-- start of Task data --

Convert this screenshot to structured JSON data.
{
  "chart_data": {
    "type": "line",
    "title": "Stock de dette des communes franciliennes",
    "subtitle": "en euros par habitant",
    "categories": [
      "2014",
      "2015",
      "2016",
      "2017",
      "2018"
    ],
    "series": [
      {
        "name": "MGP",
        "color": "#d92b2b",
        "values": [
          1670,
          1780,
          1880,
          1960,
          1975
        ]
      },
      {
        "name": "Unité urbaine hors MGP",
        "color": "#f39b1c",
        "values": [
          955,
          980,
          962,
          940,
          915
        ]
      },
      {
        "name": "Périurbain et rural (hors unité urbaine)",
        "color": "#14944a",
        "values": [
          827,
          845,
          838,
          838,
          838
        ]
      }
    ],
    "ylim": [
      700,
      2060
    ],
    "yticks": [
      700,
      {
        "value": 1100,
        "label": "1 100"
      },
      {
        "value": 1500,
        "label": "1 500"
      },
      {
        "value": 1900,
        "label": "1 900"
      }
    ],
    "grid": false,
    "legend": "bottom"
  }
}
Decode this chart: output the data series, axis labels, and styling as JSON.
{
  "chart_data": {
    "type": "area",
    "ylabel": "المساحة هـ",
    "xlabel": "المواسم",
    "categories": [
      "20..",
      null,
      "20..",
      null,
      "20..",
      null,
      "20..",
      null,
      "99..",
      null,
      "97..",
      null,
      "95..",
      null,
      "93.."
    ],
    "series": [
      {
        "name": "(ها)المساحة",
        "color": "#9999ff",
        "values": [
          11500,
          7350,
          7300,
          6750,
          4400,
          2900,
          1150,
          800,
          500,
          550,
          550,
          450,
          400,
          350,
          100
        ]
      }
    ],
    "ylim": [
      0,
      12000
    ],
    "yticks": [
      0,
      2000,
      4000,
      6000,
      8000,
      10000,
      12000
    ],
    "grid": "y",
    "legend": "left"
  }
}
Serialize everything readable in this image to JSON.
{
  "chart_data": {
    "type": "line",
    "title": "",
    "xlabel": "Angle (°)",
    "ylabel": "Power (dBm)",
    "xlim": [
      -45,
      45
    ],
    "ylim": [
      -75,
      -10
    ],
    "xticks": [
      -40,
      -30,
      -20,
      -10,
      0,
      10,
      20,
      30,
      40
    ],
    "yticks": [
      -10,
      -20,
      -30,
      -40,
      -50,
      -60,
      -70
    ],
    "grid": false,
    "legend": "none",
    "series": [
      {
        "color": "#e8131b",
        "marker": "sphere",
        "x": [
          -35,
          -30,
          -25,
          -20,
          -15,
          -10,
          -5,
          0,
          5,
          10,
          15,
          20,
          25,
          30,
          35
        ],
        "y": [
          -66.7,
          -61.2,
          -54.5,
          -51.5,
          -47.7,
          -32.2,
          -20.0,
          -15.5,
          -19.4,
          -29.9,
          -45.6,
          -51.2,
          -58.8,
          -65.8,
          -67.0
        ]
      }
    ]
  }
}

-- end of Task data --

*Stated goal:* Please quote the data above in full, with no line missing.

*Written answer:*
Convert this screenshot to structured JSON data.
{
  "chart_data": {
    "type": "line",
    "title": "Stock de dette des communes franciliennes",
    "subtitle": "en euros par habitant",
    "categories": [
      "2014",
      "2015",
      "2016",
      "2017",
      "2018"
    ],
    "series": [
      {
        "name": "MGP",
        "color": "#d92b2b",
        "values": [
          1670,
          1780,
          1880,
          1960,
          1975
        ]
      },
      {
        "name": "Unité urbaine hors MGP",
        "color": "#f39b1c",
        "values": [
          955,
          980,
          962,
          940,
          915
        ]
      },
      {
        "name": "Périurbain et rural (hors unité urbaine)",
        "color": "#14944a",
        "values": [
          827,
          845,
          838,
          838,
          838
        ]
      }
    ],
    "ylim": [
      700,
      2060
    ],
    "yticks": [
      700,
      {
        "value": 1100,
        "label": "1 100"
      },
      {
        "value": 1500,
        "label": "1 500"
      },
      {
        "value": 1900,
        "label": "1 900"
      }
    ],
    "grid": false,
    "legend": "bottom"
  }
}
Decode this chart: output the data series, axis labels, and styling as JSON.
{
  "chart_data": {
    "type": "area",
    "ylabel": "المساحة هـ",
    "xlabel": "المواسم",
    "categories": [
      "20..",
      null,
      "20..",
      null,
      "20..",
      null,
      "20..",
      null,
      "99..",
      null,
      "97..",
      null,
      "95..",
      null,
      "93.."
    ],
    "series": [
      {
        "name": "(ها)المساحة",
        "color": "#9999ff",
        "values": [
          11500,
          7350,
          7300,
          6750,
          4400,
          2900,
          1150,
          800,
          500,
          550,
          550,
          450,
          400,
          350,
          100
        ]
      }
    ],
    "ylim": [
      0,
      12000
    ],
    "yticks": [
      0,
      2000,
      4000,
      6000,
      8000,
      10000,
      12000
    ],
    "grid": "y",
    "legend": "left"
  }
}
Serialize everything readable in this image to JSON.
{
  "chart_data": {
    "type": "line",
    "title": "",
    "xlabel": "Angle (°)",
    "ylabel": "Power (dBm)",
    "xlim": [
      -45,
      45
    ],
    "ylim": [
      -75,
      -10
    ],
    "xticks": [
      -40,
      -30,
      -20,
      -10,
      0,
      10,
      20,
      30,
      40
    ],
    "yticks": [
      -10,
      -20,
      -30,
      -40,
      -50,
      -60,
      -70
    ],
    "grid": false,
    "legend": "none",
    "series": [
      {
        "color": "#e8131b",
        "marker": "sphere",
        "x": [
          -35,
          -30,
          -25,
          -20,
          -15,
          -10,
          -5,
          0,
          5,
          10,
          15,
          20,
          25,
          30,
          35
        ],
        "y": [
          -66.7,
          -61.2,
          -54.5,
          -51.5,
          -47.7,
          -32.2,
          -20.0,
          -15.5,
          -19.4,
          -29.9,
          -45.6,
          -51.2,
          -58.8,
          -65.8,
          -67.0
        ]
      }
    ]
  }
}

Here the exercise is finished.